#### What the exercise asks:
Filter the entries that follow, copying every line in which the word "comme" appears.

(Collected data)
★ ★ ★ ★ ★ ★ ★

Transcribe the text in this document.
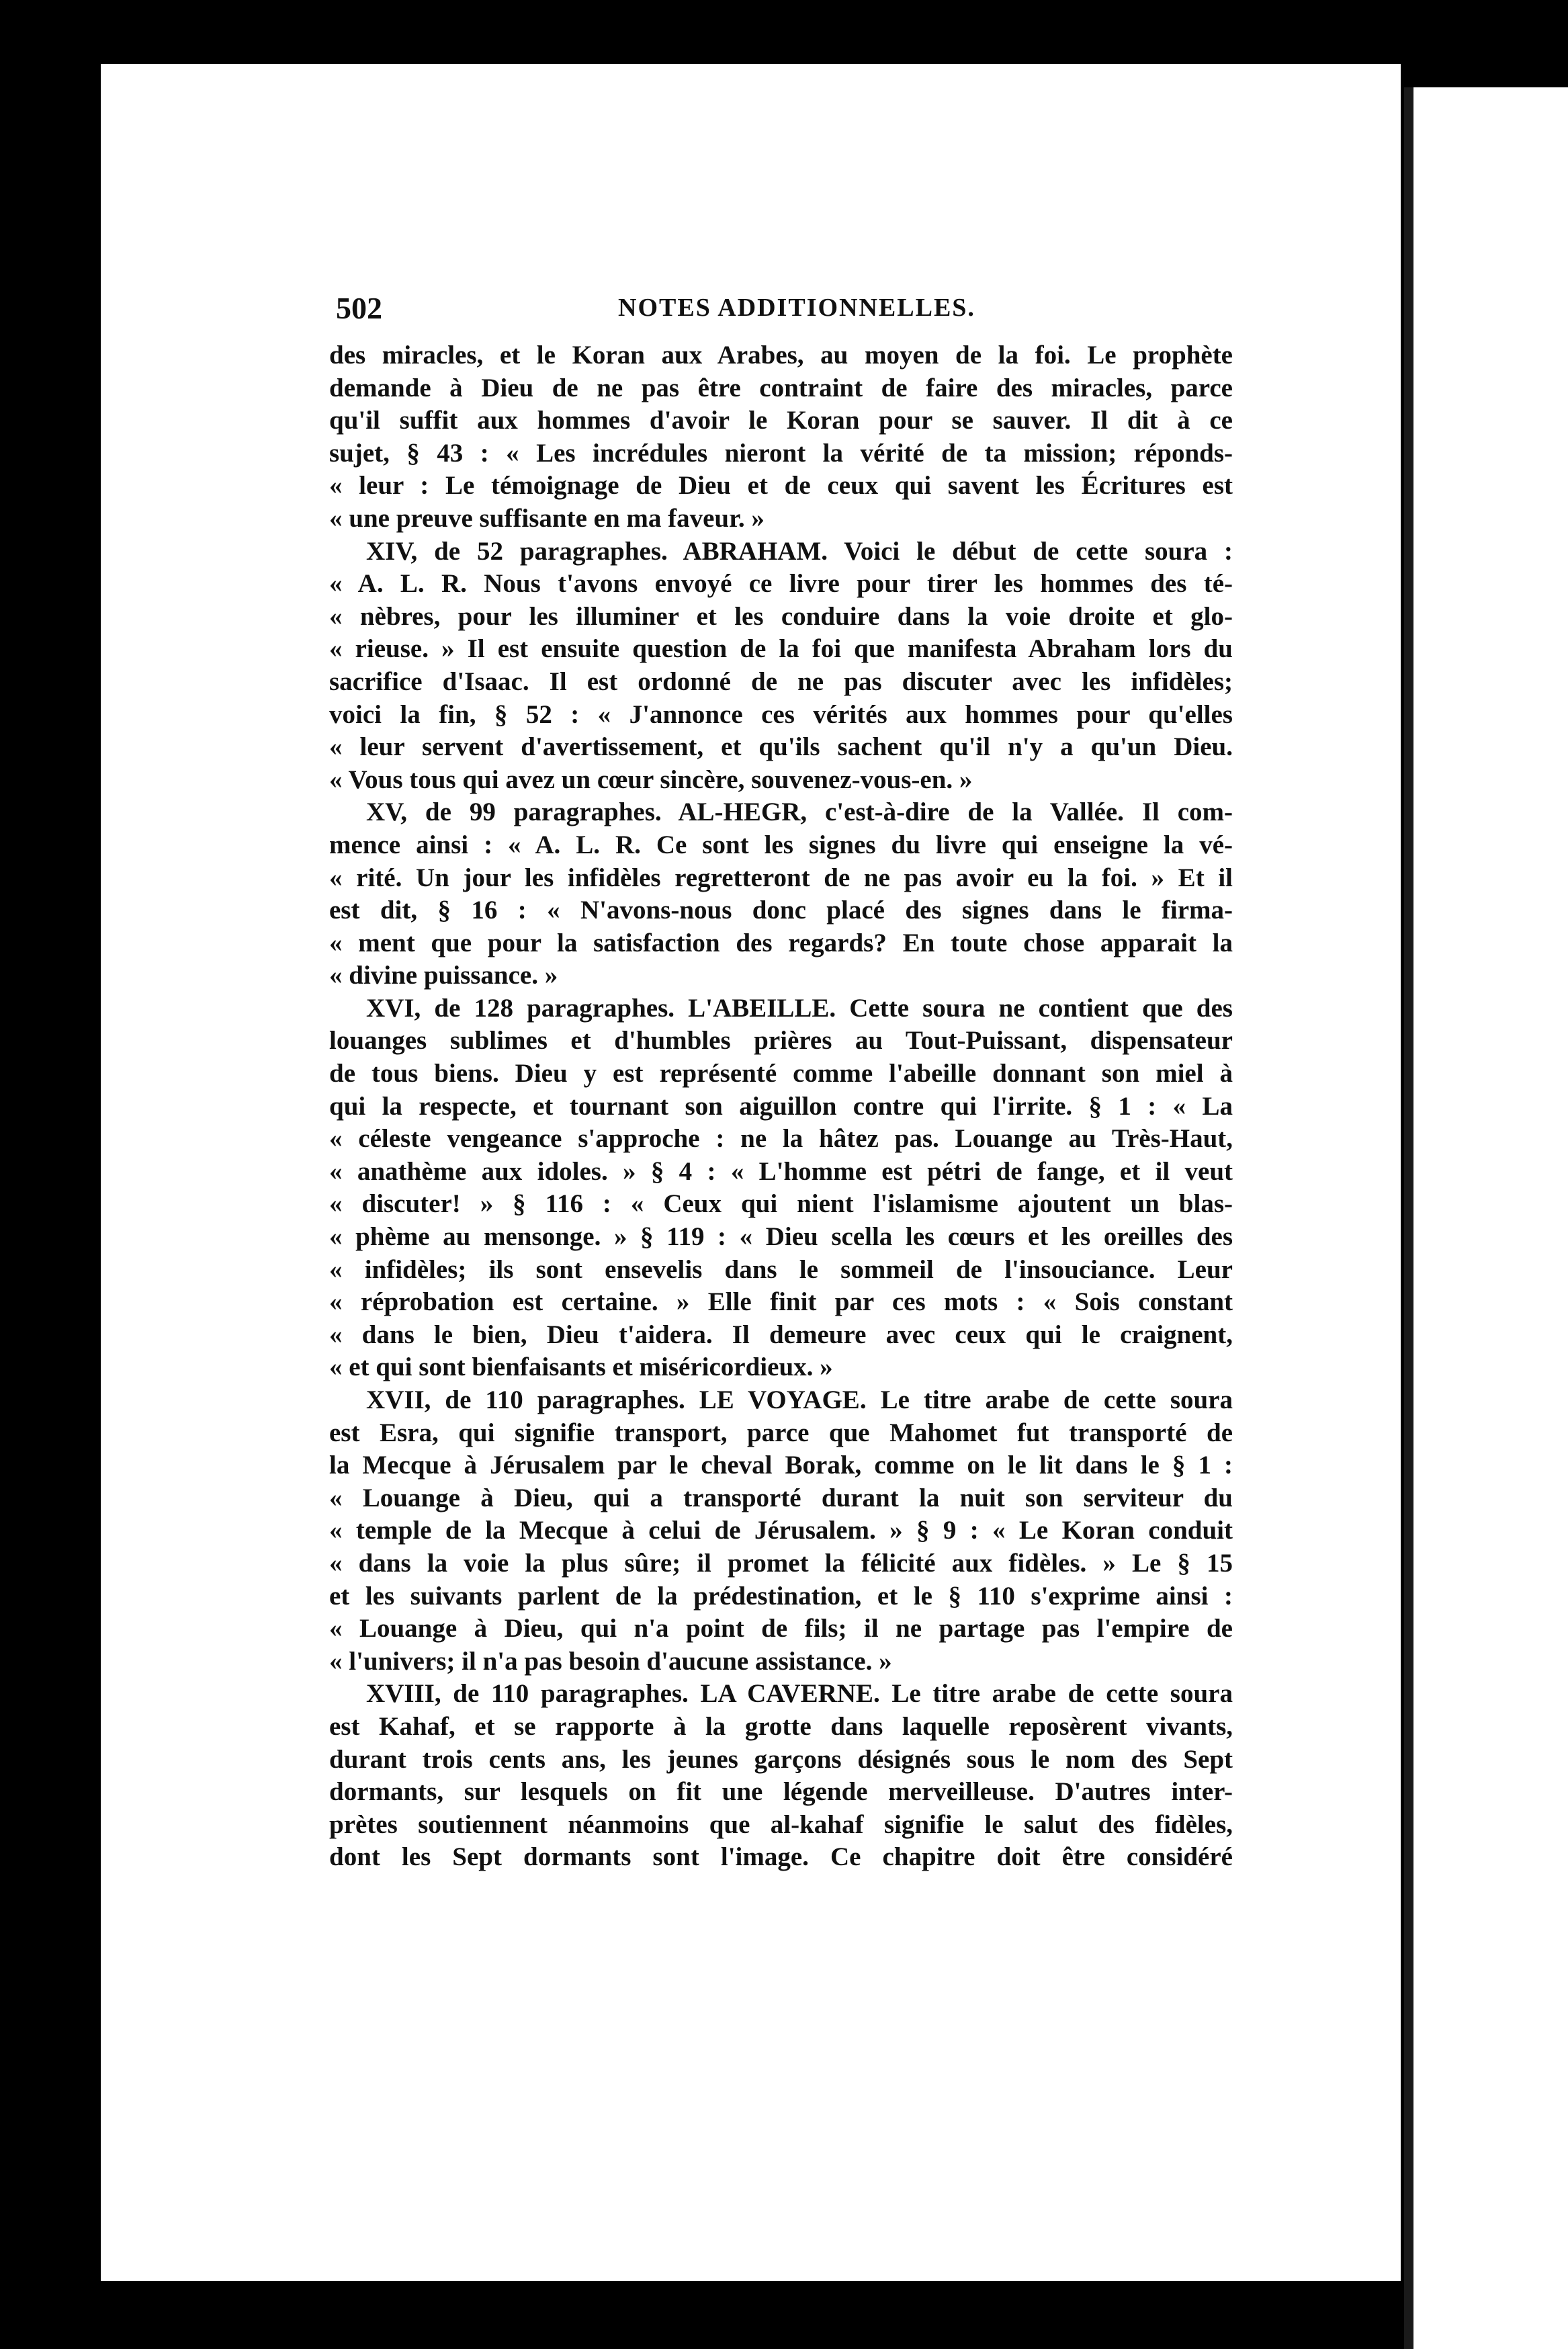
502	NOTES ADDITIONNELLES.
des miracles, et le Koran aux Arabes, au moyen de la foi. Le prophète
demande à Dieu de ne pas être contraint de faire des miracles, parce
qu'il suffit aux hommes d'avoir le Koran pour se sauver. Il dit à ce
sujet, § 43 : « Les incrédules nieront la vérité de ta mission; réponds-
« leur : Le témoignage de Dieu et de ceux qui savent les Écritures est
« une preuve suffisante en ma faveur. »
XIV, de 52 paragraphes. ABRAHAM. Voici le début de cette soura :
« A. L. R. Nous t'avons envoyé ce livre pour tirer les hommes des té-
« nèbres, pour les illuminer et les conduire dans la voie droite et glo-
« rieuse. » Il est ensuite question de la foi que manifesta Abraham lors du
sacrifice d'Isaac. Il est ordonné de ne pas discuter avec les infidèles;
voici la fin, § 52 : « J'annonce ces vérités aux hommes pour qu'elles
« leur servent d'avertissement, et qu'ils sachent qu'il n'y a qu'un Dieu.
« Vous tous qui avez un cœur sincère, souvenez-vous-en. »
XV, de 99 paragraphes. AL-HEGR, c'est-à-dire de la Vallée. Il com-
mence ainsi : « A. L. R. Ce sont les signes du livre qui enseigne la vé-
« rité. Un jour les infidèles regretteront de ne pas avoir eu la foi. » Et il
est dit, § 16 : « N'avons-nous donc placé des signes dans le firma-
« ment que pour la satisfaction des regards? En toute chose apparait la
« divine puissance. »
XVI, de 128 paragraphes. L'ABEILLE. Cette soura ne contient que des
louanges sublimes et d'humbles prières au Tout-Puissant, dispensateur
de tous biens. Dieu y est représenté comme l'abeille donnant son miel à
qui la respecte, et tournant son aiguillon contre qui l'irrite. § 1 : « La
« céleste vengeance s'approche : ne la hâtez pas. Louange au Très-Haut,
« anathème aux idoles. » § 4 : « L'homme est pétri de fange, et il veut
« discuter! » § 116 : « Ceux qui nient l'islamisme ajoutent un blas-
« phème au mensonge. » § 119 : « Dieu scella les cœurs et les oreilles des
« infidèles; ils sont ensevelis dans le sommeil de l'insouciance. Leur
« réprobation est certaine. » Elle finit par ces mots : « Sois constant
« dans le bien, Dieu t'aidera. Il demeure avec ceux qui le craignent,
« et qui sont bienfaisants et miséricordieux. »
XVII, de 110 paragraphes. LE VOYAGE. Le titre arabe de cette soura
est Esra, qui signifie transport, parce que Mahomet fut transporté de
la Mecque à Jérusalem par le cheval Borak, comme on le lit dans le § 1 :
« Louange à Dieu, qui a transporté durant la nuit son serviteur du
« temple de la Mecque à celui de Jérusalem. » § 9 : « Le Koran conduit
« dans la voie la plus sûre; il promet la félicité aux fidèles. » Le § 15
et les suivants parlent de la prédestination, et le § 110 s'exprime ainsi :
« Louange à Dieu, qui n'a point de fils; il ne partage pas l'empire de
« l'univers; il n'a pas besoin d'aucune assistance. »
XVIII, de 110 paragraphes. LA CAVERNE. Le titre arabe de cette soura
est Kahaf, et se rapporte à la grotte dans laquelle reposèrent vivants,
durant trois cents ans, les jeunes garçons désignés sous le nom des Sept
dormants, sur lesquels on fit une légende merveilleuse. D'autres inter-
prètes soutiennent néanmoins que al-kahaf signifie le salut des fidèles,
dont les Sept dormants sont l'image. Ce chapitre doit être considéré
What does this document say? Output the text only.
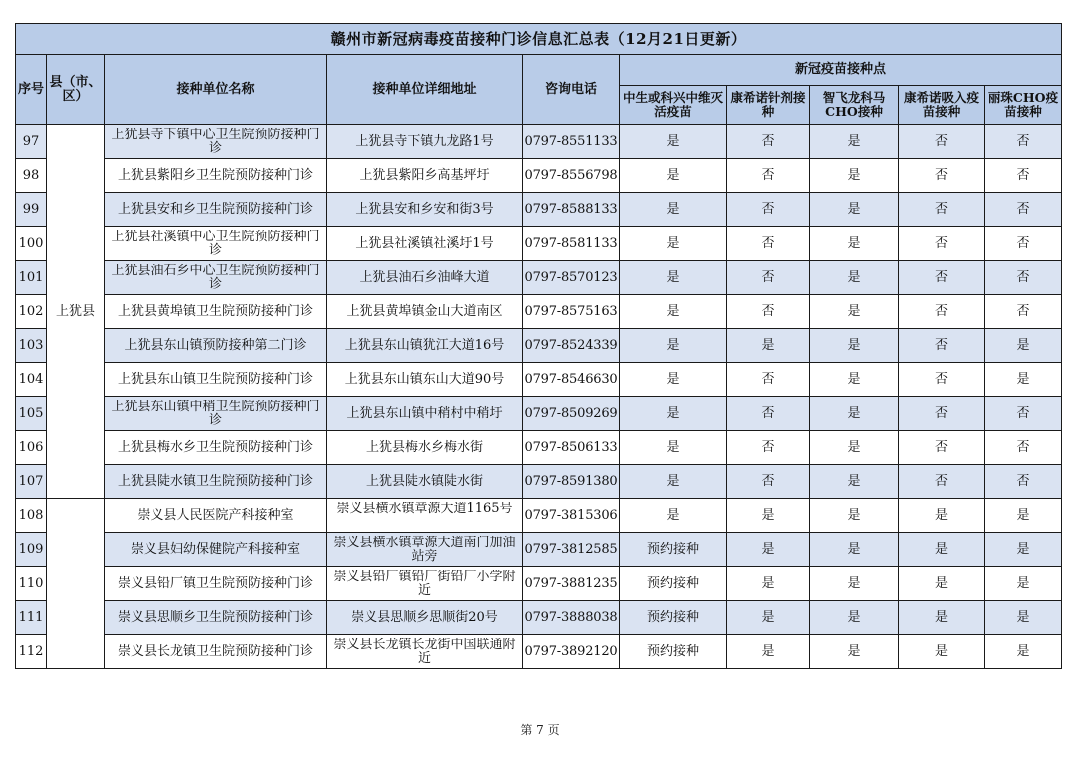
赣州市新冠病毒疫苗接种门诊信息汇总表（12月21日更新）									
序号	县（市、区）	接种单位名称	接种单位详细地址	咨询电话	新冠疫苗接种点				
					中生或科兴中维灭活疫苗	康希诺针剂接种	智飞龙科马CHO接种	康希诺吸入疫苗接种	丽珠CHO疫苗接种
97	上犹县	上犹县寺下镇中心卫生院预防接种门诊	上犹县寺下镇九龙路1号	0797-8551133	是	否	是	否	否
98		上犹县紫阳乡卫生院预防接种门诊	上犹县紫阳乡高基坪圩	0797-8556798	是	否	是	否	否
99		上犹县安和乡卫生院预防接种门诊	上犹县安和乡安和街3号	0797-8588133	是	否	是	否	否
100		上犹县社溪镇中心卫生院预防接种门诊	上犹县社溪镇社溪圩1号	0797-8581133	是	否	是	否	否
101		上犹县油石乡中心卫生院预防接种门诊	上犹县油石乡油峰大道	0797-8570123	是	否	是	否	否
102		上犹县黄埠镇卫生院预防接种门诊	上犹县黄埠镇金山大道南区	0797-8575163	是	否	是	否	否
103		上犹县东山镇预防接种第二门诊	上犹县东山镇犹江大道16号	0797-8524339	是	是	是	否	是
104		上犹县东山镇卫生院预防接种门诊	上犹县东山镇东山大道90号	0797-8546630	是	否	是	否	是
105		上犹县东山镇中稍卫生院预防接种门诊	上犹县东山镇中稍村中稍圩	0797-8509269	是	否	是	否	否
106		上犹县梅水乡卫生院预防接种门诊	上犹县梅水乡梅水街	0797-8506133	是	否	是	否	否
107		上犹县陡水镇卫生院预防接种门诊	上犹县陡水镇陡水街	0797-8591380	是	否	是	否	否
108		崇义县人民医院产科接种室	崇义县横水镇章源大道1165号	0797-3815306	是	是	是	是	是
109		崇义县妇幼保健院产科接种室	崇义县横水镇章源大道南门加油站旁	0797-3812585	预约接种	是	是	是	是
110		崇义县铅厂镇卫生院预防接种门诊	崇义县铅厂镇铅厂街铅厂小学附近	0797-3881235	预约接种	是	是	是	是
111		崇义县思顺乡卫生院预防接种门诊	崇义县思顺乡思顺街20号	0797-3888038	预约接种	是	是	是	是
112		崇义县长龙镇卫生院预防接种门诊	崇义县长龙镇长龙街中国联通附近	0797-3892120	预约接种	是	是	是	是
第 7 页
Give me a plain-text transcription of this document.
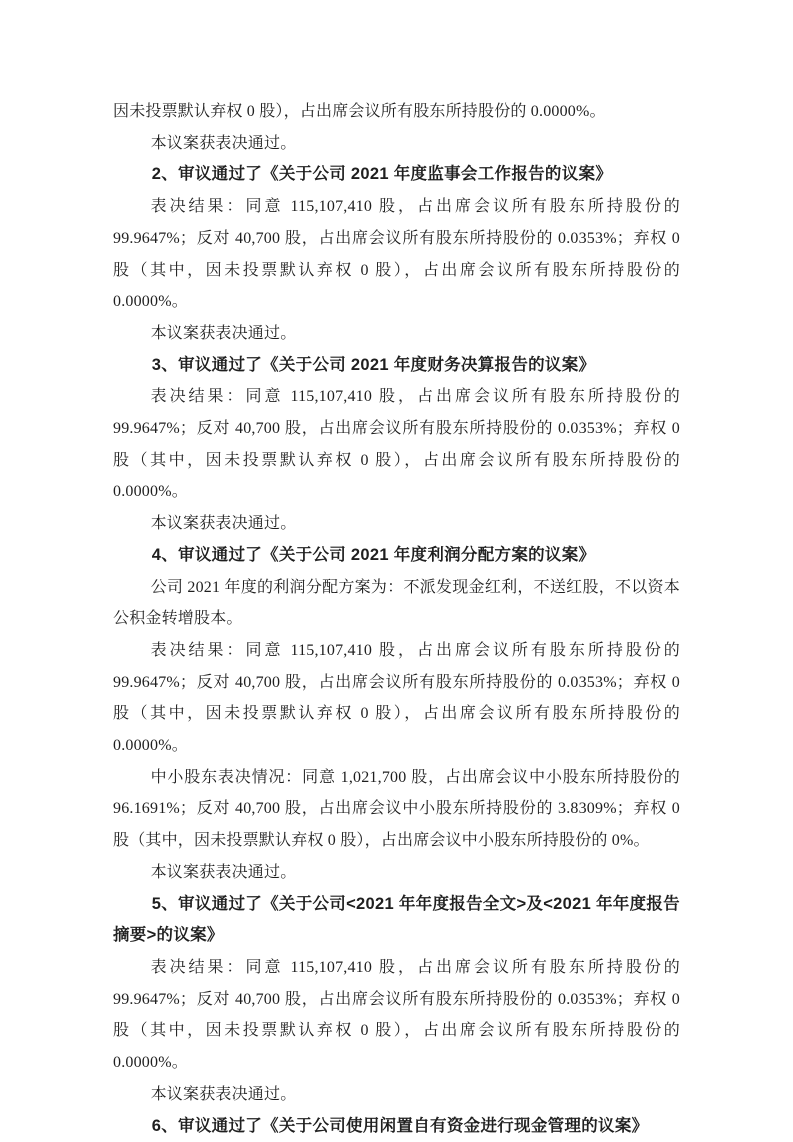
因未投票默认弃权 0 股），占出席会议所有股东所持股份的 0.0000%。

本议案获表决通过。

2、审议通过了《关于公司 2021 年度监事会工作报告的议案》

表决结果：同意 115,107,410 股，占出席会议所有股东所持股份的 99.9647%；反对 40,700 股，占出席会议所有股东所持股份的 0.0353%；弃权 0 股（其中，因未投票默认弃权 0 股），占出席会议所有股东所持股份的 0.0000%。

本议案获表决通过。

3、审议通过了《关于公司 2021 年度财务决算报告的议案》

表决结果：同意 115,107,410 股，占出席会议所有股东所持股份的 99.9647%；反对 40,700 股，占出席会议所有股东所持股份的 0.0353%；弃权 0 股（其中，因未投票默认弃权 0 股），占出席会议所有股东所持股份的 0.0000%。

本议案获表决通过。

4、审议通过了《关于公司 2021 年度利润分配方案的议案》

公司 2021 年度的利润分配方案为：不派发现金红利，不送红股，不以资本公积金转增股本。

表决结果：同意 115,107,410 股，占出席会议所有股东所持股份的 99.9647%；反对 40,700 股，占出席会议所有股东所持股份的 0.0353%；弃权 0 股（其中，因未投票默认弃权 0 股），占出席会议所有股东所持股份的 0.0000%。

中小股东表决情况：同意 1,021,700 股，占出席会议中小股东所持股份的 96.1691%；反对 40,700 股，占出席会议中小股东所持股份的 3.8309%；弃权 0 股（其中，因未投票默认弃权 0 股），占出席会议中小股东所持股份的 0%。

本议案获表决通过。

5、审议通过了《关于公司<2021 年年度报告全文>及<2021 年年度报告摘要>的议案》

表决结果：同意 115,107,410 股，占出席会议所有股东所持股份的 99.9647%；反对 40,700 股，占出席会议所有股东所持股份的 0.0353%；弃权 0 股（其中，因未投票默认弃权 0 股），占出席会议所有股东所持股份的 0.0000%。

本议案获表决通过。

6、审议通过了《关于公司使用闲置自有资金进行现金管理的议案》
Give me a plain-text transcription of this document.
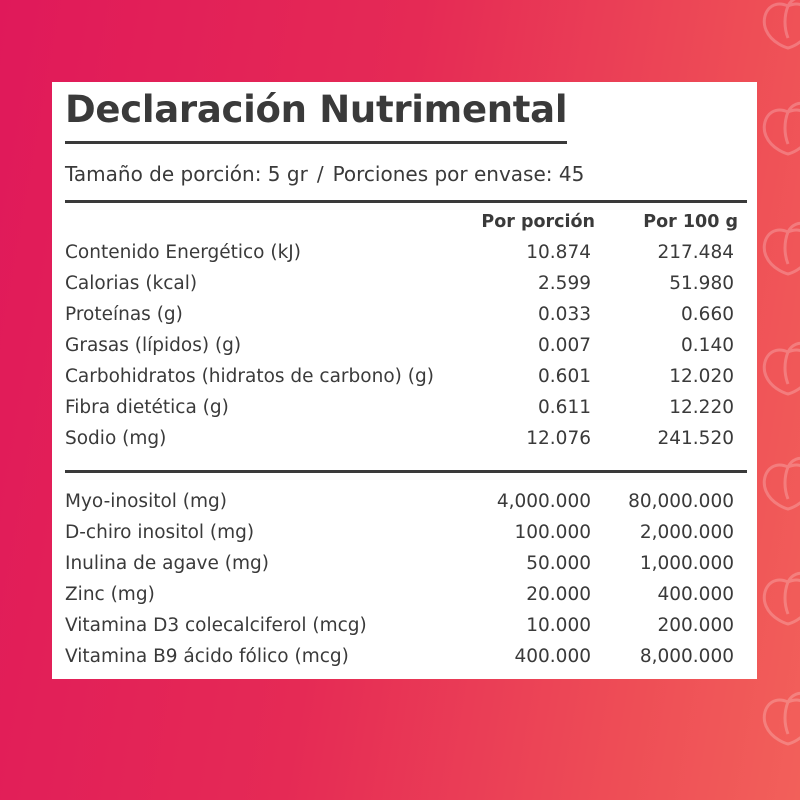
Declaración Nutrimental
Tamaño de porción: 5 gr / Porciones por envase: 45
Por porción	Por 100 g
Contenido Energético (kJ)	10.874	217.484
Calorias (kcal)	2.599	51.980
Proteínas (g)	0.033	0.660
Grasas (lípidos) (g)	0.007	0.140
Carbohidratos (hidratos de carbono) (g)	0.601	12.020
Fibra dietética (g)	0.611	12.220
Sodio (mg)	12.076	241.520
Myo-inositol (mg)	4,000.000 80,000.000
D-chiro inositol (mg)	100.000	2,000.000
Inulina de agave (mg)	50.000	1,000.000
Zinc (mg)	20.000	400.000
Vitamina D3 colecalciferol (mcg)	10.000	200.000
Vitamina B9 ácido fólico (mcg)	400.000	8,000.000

★ ★ ★ ★ ★ ★ ★

#### Exercise result:
de tous biens. Dieu y est représenté comme l'abeille donnant son miel à
la Mecque à Jérusalem par le cheval Borak, comme on le lit dans le § 1 :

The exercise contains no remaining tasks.